EXERCISE TASKS:
1. From the Erie Lackawanna excerpt, extract the passage that begins at the words "Up front, I" and stops after the words "all that follows.".
2. Render this sentence from the Erie Lackawanna excerpt in Spanish: "The share of intercity freight that went by rail dropped from 68% in 1944 to 44% in 1960."

PAGE EXTRACT:

The Erie Lackawanna Railroad, Part II

The more I get into the history of the Erie Lackawanna Railroad,
the more I realize it’s a good case study for not just the railroad
industry, but also all business in general.

Last week we explored the origins of the Erie Railroad and the
creepy characters that flocked to it in the boom of the 1850s and
60s. This time we are advancing one hundred years, as the Erie
had finally reached profitability, after its bankruptcy back in
1877.

Up front, I would like to acknowledge author H. Roger Grant and
his book “Erie Lackawanna: Death of an American Railroad,
1938-1992.” It is the major source for all that follows.

Throughout most of the 1950s, the Erie held its own, which
wasn’t too hard a thing considering that the nation’s economy
was doing quite well. Then in 1955 the Erie and Lackawanna
(formerly the Delaware, Hudson & Lackawanna Railroad) began
to coordinate service. Both were primarily freight lines
(passenger traffic was secondary) and ran basically parallel
tracks in large swaths of their operations, so an eventual merger
made sense. For those of you who have used the PATH trains
("Hudson & Manhattan," back in the 50s) to travel between
New Jersey and Manhattan, the Erie and Lackawanna combined
operations on October 13, 1956 (in case you want to celebrate
that anniversary with a glass of champagne each year). The Erie
moved its main operations to Hoboken from Jersey City
(Pavonia), where the Lackawanna already had its hub.

It was in September of 1956 that formal merger talks began and a
third line was initially involved, the Delaware & Hudson, which
operated primarily in New England and Canada. But the D&H
withdrew from talks in April 1959 (these guys were moving
slow) and both Erie and Lackawanna were mighty upset. Said
one official, “It’s like your nice, rich uncle deciding to leave you
out of his will You know that you’re going to have to be on
your own.” The E&L proceeded with talks nonetheless.

But as the two were discussing their union, overall, there were
big changes taking place in the U.S. economy. Railroads were
losing freight traffic to airlines, barges, pipelines and trucks, the
latter particularly as the interstate highway system was built out.
The share of intercity freight that went by rail dropped from 68%
in 1944 to 44% in 1960. Intercity passenger traffic plunged from
74% to 27% over the same period. Meanwhile, dieselization and
other advances in technology were reducing the need for many
jobs, and this caused labor strife. Not a great need for firemen,
for example.

Merger talks between the Erie and Lackawanna ground on, and
by 1959 the red ink was beginning to pile up with a softening
national economy. Finally, on October 17, 1960, the Erie-
Lackawanna was formed (it then kept the hyphen until 1963, in
case you were interested).

[Entries from a dataset]
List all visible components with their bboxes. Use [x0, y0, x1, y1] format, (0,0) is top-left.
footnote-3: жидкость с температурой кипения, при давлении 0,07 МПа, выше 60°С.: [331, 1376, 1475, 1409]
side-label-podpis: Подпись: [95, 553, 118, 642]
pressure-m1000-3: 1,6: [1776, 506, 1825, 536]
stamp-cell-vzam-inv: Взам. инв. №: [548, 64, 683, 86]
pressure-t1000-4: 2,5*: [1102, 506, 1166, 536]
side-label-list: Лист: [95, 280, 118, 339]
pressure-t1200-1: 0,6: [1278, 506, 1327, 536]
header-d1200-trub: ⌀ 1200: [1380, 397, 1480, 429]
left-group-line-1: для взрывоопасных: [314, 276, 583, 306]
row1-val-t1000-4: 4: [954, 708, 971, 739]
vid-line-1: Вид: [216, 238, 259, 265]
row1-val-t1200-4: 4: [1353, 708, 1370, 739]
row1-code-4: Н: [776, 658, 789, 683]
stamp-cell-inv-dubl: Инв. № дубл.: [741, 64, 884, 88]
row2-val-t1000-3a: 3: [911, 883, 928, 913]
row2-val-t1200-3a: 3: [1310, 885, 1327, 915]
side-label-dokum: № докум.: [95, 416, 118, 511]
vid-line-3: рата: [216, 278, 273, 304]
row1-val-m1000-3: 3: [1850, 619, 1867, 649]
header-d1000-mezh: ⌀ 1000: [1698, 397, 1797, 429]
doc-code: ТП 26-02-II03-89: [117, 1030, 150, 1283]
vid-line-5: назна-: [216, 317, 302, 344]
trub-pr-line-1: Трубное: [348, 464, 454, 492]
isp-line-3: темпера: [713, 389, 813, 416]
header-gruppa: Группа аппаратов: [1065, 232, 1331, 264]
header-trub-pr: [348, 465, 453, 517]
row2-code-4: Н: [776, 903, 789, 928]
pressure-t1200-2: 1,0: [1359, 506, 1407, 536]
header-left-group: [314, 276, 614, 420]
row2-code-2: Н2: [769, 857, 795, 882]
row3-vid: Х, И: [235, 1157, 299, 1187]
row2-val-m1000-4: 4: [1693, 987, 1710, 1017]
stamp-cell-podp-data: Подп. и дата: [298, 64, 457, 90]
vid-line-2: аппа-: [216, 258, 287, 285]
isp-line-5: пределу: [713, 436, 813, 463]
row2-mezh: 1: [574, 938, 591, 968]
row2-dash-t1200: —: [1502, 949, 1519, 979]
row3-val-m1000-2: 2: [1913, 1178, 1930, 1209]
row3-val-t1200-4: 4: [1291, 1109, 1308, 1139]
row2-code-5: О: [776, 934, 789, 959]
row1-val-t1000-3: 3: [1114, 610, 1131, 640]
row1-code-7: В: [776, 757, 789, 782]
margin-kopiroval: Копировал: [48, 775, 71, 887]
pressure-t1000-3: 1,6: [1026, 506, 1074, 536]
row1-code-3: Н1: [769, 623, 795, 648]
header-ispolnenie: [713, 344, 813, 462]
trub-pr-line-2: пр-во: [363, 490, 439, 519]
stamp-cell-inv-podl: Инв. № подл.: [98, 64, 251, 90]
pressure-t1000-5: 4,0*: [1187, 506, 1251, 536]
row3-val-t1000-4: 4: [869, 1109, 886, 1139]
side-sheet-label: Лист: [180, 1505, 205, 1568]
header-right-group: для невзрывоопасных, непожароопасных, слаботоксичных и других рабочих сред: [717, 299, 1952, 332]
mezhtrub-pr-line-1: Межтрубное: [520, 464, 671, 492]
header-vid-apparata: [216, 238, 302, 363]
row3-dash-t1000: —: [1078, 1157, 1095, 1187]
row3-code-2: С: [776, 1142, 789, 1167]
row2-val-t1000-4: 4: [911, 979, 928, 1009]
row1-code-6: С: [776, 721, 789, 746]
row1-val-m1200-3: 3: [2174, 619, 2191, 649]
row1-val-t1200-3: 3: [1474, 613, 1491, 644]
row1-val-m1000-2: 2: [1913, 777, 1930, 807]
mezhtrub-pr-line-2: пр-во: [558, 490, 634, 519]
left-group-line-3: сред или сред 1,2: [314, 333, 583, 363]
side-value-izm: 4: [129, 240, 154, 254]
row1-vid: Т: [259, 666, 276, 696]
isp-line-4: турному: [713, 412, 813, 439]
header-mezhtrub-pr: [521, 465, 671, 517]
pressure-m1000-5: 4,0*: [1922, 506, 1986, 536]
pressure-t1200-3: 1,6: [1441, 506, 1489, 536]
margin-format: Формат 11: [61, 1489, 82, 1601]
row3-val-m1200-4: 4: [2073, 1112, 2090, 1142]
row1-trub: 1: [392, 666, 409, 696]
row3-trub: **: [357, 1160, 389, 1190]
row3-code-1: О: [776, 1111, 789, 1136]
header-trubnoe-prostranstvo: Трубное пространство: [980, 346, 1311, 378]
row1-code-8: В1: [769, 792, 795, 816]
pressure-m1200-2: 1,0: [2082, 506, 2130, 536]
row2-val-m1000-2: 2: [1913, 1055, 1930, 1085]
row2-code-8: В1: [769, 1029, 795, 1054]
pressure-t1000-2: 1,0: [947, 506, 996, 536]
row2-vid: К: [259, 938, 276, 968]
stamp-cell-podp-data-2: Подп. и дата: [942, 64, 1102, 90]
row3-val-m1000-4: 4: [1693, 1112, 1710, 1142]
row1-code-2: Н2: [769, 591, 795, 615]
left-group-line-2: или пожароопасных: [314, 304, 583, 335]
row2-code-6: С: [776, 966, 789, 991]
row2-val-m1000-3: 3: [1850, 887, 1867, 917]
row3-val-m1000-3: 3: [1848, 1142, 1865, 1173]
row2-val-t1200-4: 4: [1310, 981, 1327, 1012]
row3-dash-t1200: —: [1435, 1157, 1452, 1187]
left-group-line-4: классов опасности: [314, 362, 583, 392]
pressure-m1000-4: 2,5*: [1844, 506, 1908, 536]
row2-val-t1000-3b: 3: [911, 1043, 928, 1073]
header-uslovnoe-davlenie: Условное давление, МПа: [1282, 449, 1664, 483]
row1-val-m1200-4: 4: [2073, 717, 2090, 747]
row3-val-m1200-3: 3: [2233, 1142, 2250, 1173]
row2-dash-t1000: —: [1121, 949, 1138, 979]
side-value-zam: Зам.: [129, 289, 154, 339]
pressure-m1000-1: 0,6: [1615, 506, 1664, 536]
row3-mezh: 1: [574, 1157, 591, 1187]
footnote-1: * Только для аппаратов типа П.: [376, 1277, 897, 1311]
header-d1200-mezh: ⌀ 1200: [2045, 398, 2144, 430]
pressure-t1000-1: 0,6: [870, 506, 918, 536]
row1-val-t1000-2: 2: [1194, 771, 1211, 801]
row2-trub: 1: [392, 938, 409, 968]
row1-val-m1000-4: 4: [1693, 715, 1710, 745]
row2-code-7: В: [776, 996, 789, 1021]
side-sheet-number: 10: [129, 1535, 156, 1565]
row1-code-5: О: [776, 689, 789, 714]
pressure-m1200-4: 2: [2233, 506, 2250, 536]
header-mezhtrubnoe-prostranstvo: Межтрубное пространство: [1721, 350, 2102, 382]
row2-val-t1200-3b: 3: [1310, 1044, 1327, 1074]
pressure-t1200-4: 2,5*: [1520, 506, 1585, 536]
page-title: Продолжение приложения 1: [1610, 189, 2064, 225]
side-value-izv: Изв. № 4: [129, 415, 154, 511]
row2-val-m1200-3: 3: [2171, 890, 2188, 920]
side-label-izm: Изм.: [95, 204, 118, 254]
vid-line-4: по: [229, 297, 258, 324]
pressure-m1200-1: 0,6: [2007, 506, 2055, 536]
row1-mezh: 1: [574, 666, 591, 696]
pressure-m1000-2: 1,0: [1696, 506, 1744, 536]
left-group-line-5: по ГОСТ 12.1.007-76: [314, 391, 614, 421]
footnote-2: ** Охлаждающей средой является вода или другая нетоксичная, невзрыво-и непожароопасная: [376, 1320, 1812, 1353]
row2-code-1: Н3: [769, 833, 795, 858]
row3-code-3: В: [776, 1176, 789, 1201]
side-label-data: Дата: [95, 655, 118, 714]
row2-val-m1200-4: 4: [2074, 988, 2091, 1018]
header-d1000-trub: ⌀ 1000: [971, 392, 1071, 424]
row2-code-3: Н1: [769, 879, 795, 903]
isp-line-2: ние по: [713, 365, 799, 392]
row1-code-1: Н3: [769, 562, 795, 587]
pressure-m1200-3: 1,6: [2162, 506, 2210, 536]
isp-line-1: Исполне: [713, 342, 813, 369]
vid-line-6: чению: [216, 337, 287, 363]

TASK ANSWERS:
1.
Up front, I would like to acknowledge author H. Roger Grant and
his book “Erie Lackawanna: Death of an American Railroad,
1938-1992.” It is the major source for all that follows.

2. La proporción del transporte interurbano de carga que se movía por ferrocarril bajó del 68 % en 1944 al 44 % en 1960.